## STATED PROBLEM
Pull out every line of the listing below where "channels" appears.

(Figure contents as structured data)
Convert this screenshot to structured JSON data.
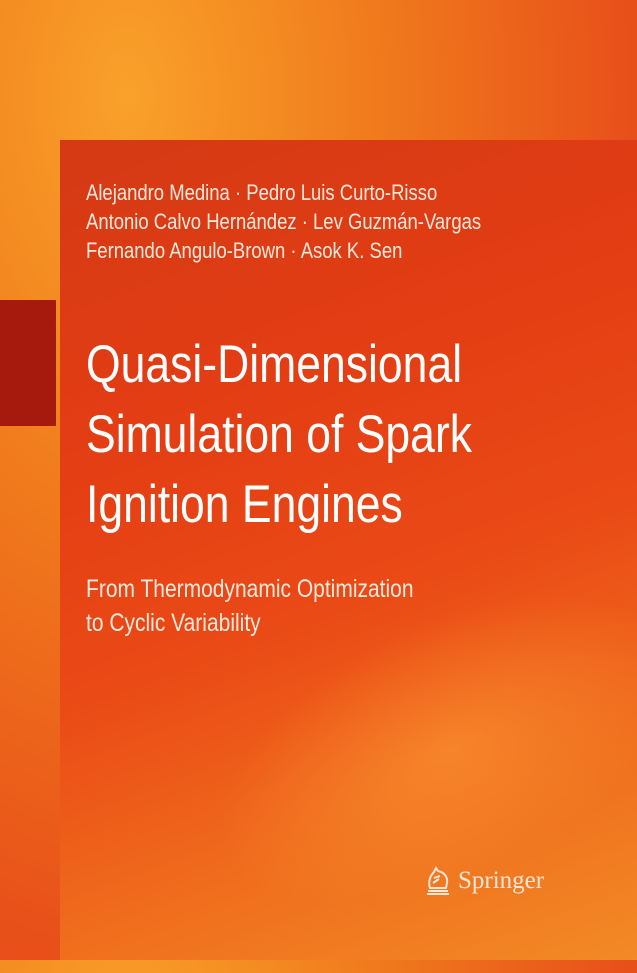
{
  "cover": {
    "authors": [
      "Alejandro Medina · Pedro Luis Curto-Risso",
      "Antonio Calvo Hernández · Lev Guzmán-Vargas",
      "Fernando Angulo-Brown · Asok K. Sen"
    ],
    "title_lines": [
      "Quasi-Dimensional",
      "Simulation of Spark",
      "Ignition Engines"
    ],
    "subtitle_lines": [
      "From Thermodynamic Optimization",
      "to Cyclic Variability"
    ],
    "publisher": "Springer",
    "publisher_icon": "springer-horse-icon",
    "colors": {
      "background": "#f07a1c",
      "panel": "#e33d14",
      "accent_block": "#a51a0c"
    }
  }
}
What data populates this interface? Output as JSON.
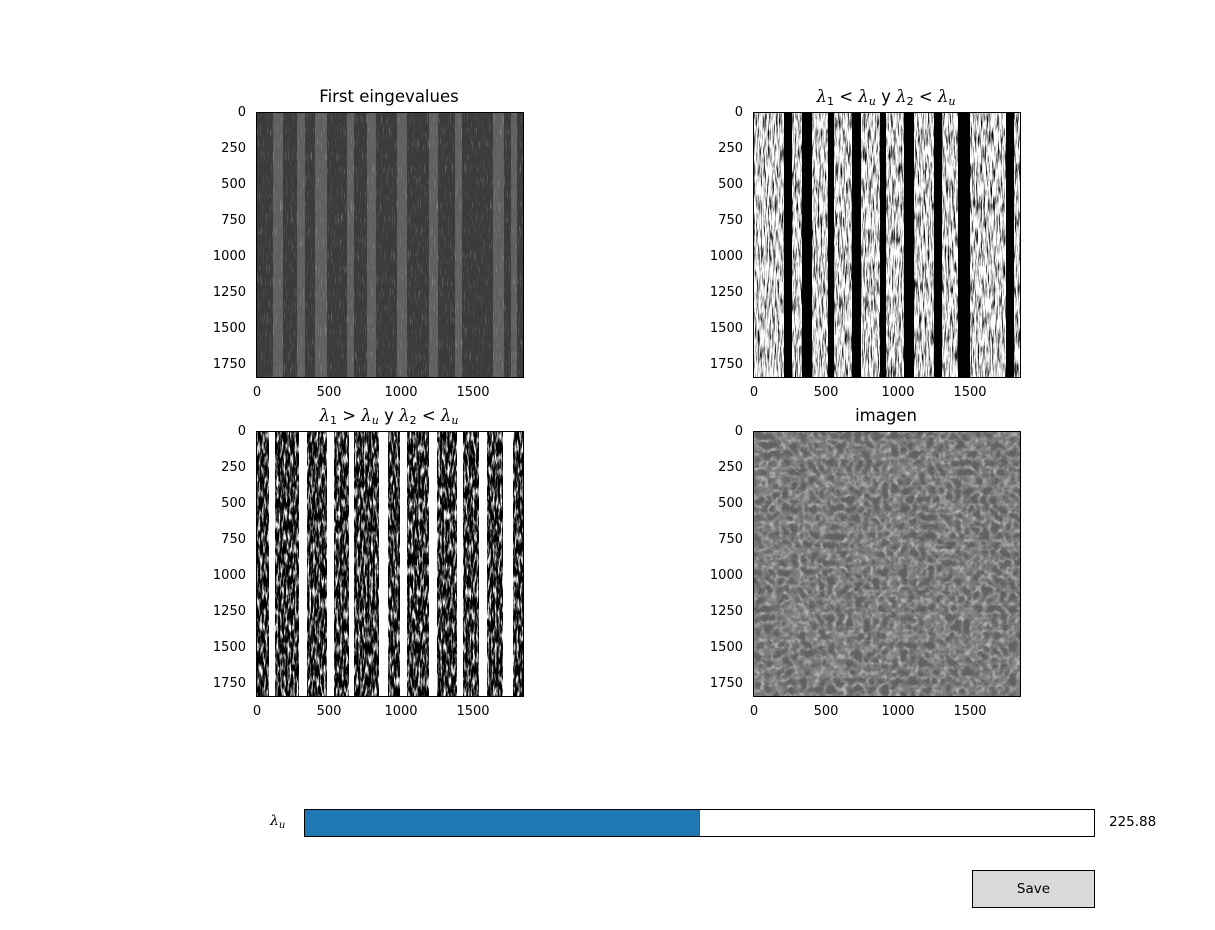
{
  "panels": [
    {
      "id": "first-eigenvalues",
      "title": "First eingevalues",
      "title_math": false,
      "style": "grayscale-stripes",
      "yticks": [
        "0",
        "250",
        "500",
        "750",
        "1000",
        "1250",
        "1500",
        "1750"
      ],
      "xticks": [
        "0",
        "500",
        "1000",
        "1500"
      ]
    },
    {
      "id": "lambda-both-below",
      "title_parts": {
        "l1": "λ",
        "s1": "1",
        "op1": " < ",
        "l2": "λ",
        "s2": "u",
        "mid": " y ",
        "l3": "λ",
        "s3": "2",
        "op2": " < ",
        "l4": "λ",
        "s4": "u"
      },
      "title_math": true,
      "style": "binary-sparse",
      "yticks": [
        "0",
        "250",
        "500",
        "750",
        "1000",
        "1250",
        "1500",
        "1750"
      ],
      "xticks": [
        "0",
        "500",
        "1000",
        "1500"
      ]
    },
    {
      "id": "lambda1-above",
      "title_parts": {
        "l1": "λ",
        "s1": "1",
        "op1": " > ",
        "l2": "λ",
        "s2": "u",
        "mid": " y ",
        "l3": "λ",
        "s3": "2",
        "op2": " < ",
        "l4": "λ",
        "s4": "u"
      },
      "title_math": true,
      "style": "binary-dense",
      "yticks": [
        "0",
        "250",
        "500",
        "750",
        "1000",
        "1250",
        "1500",
        "1750"
      ],
      "xticks": [
        "0",
        "500",
        "1000",
        "1500"
      ]
    },
    {
      "id": "imagen",
      "title": "imagen",
      "title_math": false,
      "style": "granulation",
      "yticks": [
        "0",
        "250",
        "500",
        "750",
        "1000",
        "1250",
        "1500",
        "1750"
      ],
      "xticks": [
        "0",
        "500",
        "1000",
        "1500"
      ]
    }
  ],
  "slider": {
    "label_symbol": "λ",
    "label_sub": "u",
    "value_text": "225.88",
    "fraction": 0.499
  },
  "save_label": "Save",
  "colors": {
    "slider_fill": "#1f77b4",
    "slider_handle": "#d62728",
    "button_bg": "#d9d9d9"
  }
}
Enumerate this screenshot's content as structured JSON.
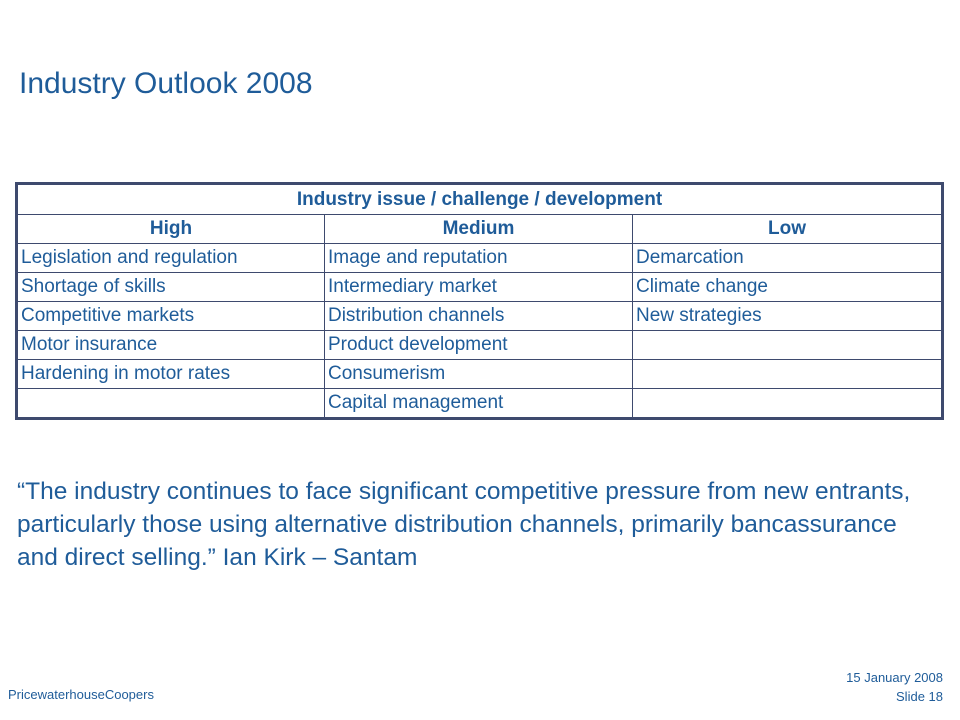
{
  "slide": {
    "title": "Industry Outlook 2008"
  },
  "table": {
    "header": "Industry issue / challenge / development",
    "columns": [
      "High",
      "Medium",
      "Low"
    ],
    "rows": [
      [
        "Legislation and regulation",
        "Image and reputation",
        "Demarcation"
      ],
      [
        "Shortage of skills",
        "Intermediary market",
        "Climate change"
      ],
      [
        "Competitive markets",
        "Distribution channels",
        "New strategies"
      ],
      [
        "Motor insurance",
        "Product development",
        ""
      ],
      [
        "Hardening in motor rates",
        "Consumerism",
        ""
      ],
      [
        "",
        "Capital management",
        ""
      ]
    ]
  },
  "quote": {
    "text": "“The industry continues to face significant competitive pressure from new entrants, particularly those using alternative distribution channels, primarily bancassurance and direct selling.” Ian Kirk – Santam"
  },
  "footer": {
    "company": "PricewaterhouseCoopers",
    "date": "15 January 2008",
    "slide": "Slide 18"
  }
}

## CORRECT RESPONSE
        "Distribution channels",
    "text": "“The industry continues to face significant competitive pressure from new entrants, particularly those using alternative distribution channels, primarily bancassurance and direct selling.” Ian Kirk – Santam"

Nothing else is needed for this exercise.